Stated task: Copy out all lines with the word "December" in them.

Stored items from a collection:
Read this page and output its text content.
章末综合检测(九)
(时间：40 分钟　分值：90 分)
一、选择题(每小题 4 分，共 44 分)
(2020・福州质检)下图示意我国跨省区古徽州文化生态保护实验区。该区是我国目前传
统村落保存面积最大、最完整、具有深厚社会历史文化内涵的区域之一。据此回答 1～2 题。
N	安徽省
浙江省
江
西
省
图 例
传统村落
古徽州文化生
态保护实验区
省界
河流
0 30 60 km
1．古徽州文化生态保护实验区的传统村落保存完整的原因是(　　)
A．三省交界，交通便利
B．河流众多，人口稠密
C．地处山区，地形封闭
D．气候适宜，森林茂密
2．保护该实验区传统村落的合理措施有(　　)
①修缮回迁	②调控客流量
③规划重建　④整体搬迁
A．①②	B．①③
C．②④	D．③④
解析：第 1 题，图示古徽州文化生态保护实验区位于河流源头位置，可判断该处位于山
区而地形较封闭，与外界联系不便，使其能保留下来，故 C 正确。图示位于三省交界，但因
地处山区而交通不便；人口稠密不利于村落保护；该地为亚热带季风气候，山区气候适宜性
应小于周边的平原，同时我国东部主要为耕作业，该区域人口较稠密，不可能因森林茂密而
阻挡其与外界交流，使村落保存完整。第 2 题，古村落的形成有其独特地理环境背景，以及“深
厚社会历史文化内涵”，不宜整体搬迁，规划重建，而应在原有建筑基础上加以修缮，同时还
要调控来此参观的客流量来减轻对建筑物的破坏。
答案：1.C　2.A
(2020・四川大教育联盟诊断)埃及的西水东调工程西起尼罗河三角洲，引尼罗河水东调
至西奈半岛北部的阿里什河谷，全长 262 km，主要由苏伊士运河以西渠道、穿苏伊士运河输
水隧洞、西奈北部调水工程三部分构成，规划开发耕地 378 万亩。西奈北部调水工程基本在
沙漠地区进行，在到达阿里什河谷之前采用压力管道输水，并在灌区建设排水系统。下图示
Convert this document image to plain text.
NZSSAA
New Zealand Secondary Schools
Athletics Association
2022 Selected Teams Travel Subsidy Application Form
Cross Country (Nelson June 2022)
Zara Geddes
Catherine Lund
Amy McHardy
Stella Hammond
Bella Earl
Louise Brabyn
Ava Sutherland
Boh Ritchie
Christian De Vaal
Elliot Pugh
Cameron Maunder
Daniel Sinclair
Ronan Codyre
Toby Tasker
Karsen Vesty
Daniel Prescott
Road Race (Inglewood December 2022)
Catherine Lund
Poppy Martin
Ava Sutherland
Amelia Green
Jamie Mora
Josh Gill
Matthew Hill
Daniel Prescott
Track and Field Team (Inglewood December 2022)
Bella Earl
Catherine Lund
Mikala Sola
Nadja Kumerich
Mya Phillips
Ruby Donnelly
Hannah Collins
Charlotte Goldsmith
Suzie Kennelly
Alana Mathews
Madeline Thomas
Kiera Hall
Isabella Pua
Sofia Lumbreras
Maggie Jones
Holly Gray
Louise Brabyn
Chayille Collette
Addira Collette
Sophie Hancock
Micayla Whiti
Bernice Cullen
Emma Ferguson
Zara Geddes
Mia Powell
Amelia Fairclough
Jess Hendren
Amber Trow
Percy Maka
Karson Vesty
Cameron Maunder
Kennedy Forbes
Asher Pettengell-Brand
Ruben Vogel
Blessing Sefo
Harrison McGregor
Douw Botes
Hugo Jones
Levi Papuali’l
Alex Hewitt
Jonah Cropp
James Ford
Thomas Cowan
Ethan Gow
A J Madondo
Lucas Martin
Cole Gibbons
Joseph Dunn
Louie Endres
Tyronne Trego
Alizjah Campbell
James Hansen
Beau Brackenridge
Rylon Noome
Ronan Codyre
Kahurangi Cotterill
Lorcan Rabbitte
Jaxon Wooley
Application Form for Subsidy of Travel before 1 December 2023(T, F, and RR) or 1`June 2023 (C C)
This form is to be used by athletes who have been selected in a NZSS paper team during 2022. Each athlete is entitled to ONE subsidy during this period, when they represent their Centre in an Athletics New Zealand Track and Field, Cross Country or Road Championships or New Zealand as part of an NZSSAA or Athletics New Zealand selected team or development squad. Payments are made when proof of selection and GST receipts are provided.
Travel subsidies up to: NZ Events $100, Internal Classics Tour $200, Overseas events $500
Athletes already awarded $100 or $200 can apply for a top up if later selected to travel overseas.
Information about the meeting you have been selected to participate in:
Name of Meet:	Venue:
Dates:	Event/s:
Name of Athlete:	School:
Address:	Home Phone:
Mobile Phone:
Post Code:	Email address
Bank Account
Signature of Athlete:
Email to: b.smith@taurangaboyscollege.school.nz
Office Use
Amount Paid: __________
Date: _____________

Problem solution:
Road Race (Inglewood December 2022)
Track and Field Team (Inglewood December 2022)
Application Form for Subsidy of Travel before 1 December 2023(T, F, and RR) or 1`June 2023 (C C)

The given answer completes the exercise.